◆ Document excerpt:

In recent years “sustainability report cards,” which attempt to benchmark sustainability efforts, have been developed by a range of entities including states, cities, regions, and individual organizations. Like a checkup, periodic measures like this reflect a growing realization that assessment and informed action require reliable data. But how useful is the information currently gathered among governments, policy makers, and practitioners? How often are data integrated across physical, economic, and social systems in ways that can be truly prognostic of the community’s overall “health”? How often is data from the indicators actually consulted to inform the design of policies or to evaluate the success of interventions?

These are urgent questions: the rapidly changing planet demands that we act quickly and effectively to transform our methods of living on this earth in ways that are consistent with its biophysical limits and that allow us to adapt to changes over the next century. To do that, we need good assessment tools along with solid data that match the scales at which different types of interventions can be deployed across a wide range of outcomes related to physical, economic, and social systems.

◆ Requirement 1: In the passage on sustainability report cards, what have states, cities, regions, and individual organizations developed in recent years?
◆ Requirement 2: Extend the passage on sustainability report cards with a few sentences that pick up after its final sentence.

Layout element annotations
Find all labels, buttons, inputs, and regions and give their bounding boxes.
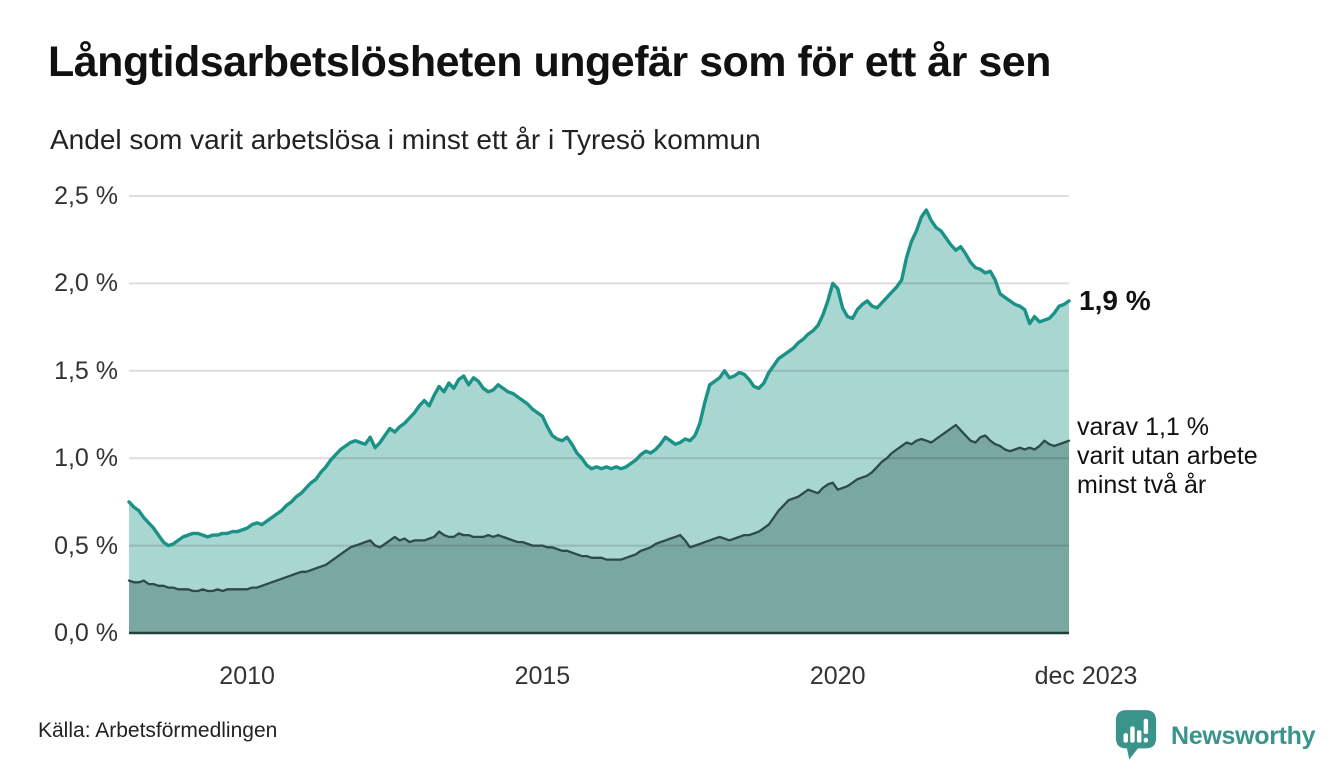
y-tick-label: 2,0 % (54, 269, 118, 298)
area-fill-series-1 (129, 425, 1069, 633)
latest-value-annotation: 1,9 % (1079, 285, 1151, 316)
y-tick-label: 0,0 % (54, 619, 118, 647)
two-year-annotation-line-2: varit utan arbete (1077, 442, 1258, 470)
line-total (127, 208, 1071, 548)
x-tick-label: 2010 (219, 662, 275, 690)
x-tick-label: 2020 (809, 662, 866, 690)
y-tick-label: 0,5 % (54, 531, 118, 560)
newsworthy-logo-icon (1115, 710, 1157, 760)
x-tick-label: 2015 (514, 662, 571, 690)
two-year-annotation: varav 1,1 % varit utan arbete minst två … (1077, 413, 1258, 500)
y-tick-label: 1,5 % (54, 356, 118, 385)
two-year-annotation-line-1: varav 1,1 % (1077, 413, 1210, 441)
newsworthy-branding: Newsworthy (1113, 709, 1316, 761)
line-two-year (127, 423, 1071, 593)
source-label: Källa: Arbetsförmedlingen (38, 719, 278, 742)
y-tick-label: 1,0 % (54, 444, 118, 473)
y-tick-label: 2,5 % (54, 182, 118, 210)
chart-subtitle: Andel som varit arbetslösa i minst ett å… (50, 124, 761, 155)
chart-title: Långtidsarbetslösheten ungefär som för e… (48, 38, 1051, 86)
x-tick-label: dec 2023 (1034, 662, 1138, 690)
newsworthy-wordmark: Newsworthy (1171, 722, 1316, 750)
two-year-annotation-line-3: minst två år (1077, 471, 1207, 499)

==

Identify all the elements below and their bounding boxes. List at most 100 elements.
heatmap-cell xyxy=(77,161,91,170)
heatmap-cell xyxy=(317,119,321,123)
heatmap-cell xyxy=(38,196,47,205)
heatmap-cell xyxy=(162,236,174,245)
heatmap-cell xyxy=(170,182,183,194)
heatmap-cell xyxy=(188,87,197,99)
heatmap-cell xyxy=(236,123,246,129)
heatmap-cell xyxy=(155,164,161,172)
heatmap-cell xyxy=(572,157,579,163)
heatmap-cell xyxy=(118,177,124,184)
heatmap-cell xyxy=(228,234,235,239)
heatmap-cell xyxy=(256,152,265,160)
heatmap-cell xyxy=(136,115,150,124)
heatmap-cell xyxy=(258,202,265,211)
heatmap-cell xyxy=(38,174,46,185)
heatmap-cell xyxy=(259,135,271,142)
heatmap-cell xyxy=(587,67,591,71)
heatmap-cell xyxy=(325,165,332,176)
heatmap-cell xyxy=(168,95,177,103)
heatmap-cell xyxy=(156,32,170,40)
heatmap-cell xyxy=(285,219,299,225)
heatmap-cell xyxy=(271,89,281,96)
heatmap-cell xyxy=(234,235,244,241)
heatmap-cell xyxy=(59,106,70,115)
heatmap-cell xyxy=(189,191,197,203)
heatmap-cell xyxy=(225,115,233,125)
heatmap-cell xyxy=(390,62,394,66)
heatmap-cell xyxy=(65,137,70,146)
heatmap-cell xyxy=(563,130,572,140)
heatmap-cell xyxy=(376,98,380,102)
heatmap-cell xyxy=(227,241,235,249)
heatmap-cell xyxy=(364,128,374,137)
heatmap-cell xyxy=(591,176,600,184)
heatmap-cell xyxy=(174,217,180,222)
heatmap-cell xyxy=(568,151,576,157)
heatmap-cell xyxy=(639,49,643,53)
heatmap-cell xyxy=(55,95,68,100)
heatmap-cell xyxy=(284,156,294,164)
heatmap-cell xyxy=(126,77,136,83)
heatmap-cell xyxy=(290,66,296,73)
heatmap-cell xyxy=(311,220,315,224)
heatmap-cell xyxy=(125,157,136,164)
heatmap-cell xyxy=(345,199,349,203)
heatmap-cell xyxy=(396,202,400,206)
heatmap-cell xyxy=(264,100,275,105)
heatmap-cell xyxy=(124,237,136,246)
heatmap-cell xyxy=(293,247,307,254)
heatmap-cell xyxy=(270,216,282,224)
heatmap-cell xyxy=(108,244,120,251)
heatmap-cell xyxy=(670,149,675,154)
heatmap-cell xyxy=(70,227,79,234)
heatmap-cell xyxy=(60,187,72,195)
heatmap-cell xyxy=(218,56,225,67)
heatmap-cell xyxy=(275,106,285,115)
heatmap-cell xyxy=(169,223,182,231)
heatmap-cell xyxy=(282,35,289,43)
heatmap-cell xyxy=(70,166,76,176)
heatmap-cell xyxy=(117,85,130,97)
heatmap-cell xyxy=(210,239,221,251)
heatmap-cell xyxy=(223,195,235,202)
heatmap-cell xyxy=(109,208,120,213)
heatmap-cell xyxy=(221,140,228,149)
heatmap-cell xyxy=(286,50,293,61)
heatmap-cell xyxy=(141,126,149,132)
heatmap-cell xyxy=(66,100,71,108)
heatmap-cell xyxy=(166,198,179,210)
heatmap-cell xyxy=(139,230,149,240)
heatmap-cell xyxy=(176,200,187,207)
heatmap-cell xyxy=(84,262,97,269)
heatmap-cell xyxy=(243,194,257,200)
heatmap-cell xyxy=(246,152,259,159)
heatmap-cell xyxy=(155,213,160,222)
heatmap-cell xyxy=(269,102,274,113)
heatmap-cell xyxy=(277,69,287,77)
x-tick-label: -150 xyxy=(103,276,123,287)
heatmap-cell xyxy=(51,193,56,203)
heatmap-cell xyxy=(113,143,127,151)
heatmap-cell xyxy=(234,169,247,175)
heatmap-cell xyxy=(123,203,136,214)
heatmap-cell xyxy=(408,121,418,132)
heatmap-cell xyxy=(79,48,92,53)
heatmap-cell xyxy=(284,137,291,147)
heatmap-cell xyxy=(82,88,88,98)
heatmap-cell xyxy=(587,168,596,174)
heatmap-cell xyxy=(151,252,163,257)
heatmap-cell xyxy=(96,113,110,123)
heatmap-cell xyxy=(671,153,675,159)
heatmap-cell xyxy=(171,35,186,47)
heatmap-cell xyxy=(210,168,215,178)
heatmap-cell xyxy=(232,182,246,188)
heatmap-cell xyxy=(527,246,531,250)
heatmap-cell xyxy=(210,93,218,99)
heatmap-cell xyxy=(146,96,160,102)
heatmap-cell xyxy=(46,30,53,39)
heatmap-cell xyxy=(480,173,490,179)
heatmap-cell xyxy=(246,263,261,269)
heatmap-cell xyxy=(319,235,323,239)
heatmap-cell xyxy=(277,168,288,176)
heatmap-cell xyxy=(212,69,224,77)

==

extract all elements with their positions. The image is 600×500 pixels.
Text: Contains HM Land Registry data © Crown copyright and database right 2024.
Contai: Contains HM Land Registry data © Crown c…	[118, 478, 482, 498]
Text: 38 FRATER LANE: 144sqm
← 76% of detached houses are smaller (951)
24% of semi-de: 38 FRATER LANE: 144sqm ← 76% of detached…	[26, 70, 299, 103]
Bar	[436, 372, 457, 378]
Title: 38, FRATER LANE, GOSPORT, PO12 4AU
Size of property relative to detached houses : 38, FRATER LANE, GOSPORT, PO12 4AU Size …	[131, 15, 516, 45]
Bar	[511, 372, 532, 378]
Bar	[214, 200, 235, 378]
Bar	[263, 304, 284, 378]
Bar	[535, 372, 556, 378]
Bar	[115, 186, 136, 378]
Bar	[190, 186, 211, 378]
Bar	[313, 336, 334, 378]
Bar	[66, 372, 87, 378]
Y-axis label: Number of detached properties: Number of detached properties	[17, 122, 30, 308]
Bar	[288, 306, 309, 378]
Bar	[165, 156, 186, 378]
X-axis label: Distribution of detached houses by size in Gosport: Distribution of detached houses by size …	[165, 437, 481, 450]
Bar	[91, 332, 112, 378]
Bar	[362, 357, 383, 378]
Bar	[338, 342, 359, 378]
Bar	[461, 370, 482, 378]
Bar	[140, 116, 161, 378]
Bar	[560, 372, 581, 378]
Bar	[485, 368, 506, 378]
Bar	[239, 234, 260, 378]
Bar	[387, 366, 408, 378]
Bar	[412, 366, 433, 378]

◆ Final answer 1: Sustainability report cards that attempt to benchmark sustainability efforts.

◆ Final answer 2:
This paper explores efforts to develop “metrics of sustainability.” The conceptual foundation of the research driving this initiative is full-spectrum sustainability—a holistic, comprehensive, applied paradigm of sustainability that considers integrated socio-economic and physical measures of progress for communities in tandem with efforts to maximize community engagement and social/environmental justice.2 The research is situated in Oberlin—a small college town in Ohio—where multiple initiatives are underway to effect transformations towards full-spectrum sustainability. Below we explain why metrics are important, identify the problems with existing metrics, and describe our approach as one potential solution.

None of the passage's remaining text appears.